Hello,
I am have a project that measures the golf club speed. I am using BMI323 Bosch IMU sensor and I need to make a gravity filter. This is my source code I am doing this project on esp32 that's why I am using arduino IDE. I searched online and find the kalman filter. Bu t I don't understand clearly. Could anyone help me to make a kalman filter for gravitation or any other thing that I can do?
This is my code so far:
#define INC_ADDRESS 0x69
#define ACC_CONF 0x20 //Page 91
#define GYR_CONF 0x21 //Page 93
#define CMD 0x7E //Page 65
int16_t x, y, z;
int16_t gyro_x, gyro_y, gyro_z;
float accelX_m_s2 , accelY_m_s2, accelZ_m_s2;
void setup(void) {
Serial.begin(115200);
//Accelerometer
Wire.begin(7,9);
Wire.setClock(400000); // I2C Fast Mode (400kHz)

(Document layout detection rows)
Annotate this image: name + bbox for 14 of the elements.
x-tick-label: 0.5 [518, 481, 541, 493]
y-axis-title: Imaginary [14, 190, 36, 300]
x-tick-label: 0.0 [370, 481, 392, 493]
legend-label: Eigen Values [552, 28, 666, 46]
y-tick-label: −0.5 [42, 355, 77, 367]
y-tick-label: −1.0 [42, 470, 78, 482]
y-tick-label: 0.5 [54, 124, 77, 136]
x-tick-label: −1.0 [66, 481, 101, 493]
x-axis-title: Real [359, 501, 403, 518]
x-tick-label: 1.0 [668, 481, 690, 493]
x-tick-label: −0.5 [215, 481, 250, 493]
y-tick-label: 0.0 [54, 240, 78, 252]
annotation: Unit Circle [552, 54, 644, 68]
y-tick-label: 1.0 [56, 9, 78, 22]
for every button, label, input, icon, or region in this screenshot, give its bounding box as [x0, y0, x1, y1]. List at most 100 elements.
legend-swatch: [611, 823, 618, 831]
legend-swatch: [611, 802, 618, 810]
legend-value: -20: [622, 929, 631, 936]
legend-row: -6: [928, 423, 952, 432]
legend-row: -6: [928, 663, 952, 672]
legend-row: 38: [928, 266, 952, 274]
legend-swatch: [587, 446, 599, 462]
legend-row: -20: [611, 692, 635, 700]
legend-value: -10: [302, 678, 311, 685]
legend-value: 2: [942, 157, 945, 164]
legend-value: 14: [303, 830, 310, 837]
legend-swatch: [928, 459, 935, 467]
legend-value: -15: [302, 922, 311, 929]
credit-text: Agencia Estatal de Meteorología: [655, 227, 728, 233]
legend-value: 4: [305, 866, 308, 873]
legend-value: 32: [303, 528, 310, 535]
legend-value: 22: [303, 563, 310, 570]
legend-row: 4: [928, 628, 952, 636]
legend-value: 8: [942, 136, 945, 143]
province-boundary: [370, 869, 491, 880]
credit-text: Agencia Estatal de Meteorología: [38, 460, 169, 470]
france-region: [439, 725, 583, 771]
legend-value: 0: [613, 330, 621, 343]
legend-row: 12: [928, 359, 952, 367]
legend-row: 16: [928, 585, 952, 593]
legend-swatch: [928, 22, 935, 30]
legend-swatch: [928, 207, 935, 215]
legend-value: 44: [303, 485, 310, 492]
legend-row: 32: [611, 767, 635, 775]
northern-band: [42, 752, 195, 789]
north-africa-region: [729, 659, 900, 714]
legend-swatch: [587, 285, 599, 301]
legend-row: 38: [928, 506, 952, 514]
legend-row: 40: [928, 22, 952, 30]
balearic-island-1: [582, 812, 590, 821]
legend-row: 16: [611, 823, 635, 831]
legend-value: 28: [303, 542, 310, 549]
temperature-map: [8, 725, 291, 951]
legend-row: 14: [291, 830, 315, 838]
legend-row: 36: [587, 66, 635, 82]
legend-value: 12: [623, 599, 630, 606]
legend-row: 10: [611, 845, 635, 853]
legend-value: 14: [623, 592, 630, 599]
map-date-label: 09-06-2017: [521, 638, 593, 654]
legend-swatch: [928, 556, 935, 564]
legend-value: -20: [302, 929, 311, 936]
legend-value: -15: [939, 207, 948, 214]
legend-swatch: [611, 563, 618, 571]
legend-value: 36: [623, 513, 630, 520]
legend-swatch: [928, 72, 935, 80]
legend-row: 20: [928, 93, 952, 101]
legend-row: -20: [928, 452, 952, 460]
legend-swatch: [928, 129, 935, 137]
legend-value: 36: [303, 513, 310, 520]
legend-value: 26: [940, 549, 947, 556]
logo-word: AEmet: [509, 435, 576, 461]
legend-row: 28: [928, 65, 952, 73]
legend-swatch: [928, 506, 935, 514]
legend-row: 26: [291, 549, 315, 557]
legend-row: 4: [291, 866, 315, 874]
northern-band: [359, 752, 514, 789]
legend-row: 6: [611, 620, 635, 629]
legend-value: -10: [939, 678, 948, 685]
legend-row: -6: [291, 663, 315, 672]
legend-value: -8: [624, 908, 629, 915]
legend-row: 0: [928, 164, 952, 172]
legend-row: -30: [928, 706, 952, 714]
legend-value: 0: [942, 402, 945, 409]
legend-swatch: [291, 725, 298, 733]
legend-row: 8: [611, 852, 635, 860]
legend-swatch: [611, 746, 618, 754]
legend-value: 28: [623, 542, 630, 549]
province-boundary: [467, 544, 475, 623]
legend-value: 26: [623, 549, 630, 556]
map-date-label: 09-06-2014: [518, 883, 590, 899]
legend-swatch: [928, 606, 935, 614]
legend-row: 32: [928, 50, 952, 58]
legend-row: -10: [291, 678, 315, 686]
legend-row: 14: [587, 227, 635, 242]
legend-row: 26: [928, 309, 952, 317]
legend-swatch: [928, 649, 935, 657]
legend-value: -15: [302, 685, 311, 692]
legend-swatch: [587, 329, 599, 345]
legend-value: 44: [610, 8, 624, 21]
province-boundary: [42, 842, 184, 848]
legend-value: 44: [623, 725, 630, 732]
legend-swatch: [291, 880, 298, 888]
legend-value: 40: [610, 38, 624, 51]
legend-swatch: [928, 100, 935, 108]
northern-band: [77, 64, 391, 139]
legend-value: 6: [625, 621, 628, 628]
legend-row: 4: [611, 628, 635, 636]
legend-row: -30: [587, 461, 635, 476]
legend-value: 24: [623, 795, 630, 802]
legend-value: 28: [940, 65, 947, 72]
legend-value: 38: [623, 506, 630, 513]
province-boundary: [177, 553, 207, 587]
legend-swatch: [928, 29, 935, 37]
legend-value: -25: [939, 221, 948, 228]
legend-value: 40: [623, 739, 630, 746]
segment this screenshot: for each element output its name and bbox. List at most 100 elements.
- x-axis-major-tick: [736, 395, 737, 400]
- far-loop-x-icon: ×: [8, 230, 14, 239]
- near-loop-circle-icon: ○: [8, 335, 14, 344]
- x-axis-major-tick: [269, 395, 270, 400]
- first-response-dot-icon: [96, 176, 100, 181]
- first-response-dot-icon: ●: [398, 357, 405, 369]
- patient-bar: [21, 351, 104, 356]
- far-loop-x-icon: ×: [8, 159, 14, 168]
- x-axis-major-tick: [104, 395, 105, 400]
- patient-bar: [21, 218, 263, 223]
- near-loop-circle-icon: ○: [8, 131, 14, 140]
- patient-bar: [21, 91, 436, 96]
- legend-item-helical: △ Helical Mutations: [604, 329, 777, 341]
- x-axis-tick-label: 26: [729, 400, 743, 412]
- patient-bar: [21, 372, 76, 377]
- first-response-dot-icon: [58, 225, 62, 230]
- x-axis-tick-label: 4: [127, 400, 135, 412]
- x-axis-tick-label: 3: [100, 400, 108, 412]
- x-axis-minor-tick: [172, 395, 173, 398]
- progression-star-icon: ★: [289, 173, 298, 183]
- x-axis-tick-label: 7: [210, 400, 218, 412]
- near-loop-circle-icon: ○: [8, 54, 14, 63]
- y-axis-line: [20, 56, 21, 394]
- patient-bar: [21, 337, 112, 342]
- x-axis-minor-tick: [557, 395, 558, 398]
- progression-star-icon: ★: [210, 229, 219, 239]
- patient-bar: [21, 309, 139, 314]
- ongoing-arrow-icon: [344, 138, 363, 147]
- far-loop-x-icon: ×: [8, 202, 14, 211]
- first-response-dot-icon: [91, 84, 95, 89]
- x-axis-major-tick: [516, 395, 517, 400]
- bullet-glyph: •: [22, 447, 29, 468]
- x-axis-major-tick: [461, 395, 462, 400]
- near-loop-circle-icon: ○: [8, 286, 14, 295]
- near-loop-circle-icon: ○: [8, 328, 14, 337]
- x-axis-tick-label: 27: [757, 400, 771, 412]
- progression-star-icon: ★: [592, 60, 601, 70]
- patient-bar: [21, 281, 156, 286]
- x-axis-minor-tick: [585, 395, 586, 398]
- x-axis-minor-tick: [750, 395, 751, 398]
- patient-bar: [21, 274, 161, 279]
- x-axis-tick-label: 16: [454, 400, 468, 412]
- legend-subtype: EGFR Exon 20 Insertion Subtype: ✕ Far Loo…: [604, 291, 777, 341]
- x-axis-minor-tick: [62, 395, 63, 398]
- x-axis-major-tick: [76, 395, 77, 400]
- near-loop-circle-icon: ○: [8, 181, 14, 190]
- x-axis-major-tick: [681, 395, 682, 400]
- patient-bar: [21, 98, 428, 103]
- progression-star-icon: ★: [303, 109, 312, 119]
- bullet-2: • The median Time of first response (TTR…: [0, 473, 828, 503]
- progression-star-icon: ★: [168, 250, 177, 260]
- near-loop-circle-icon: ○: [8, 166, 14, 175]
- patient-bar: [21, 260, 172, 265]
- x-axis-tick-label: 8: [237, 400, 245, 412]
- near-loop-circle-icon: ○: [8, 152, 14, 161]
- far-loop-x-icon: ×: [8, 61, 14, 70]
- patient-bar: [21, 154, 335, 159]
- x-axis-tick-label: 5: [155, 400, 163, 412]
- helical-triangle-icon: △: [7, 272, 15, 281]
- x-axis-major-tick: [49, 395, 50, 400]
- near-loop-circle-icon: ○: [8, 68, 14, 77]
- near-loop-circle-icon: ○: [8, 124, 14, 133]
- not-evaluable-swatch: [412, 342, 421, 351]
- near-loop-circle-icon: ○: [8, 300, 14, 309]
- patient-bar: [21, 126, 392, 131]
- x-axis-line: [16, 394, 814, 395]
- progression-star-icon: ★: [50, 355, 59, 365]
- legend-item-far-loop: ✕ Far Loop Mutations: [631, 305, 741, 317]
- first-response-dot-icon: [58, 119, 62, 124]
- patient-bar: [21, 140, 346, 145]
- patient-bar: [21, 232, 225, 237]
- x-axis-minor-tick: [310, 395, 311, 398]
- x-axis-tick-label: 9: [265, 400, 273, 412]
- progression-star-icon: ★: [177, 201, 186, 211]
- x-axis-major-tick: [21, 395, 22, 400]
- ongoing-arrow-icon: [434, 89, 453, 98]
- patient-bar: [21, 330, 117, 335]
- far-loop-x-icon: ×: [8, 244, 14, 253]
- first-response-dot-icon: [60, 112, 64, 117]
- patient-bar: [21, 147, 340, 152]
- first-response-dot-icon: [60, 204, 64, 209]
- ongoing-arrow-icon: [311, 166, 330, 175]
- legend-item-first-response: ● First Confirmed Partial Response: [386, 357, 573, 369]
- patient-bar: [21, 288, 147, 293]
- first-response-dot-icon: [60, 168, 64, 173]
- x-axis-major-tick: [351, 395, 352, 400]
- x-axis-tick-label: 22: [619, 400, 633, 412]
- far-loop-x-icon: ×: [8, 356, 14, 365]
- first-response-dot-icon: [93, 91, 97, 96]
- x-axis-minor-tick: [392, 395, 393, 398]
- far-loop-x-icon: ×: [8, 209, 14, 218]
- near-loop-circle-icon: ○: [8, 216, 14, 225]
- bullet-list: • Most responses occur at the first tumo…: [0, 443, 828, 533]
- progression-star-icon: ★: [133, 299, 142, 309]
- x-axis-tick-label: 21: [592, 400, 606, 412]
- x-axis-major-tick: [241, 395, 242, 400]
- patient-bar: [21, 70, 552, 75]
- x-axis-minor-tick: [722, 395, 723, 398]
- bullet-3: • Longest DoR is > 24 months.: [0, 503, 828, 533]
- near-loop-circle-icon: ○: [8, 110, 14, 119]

▸ **What to work on**:
A. Rewrite the golf club speed post from "This is my code" up to and including "Fast Mode (400kHz)", renaming "INC_ADDRESS" to "IMU_ADDRESS".
B. In the golf club speed post, which Bosch IMU sensor is used?

▸ **Task-by-task answers**:
A.
This is my code so far:
#define IMU_ADDRESS 0x69
#define ACC_CONF 0x20 //Page 91
#define GYR_CONF 0x21 //Page 93
#define CMD 0x7E //Page 65
int16_t x, y, z;
int16_t gyro_x, gyro_y, gyro_z;
float accelX_m_s2 , accelY_m_s2, accelZ_m_s2;
void setup(void) {
Serial.begin(115200);
//Accelerometer
Wire.begin(7,9);
Wire.setClock(400000); // I2C Fast Mode (400kHz)

B. The BMI323.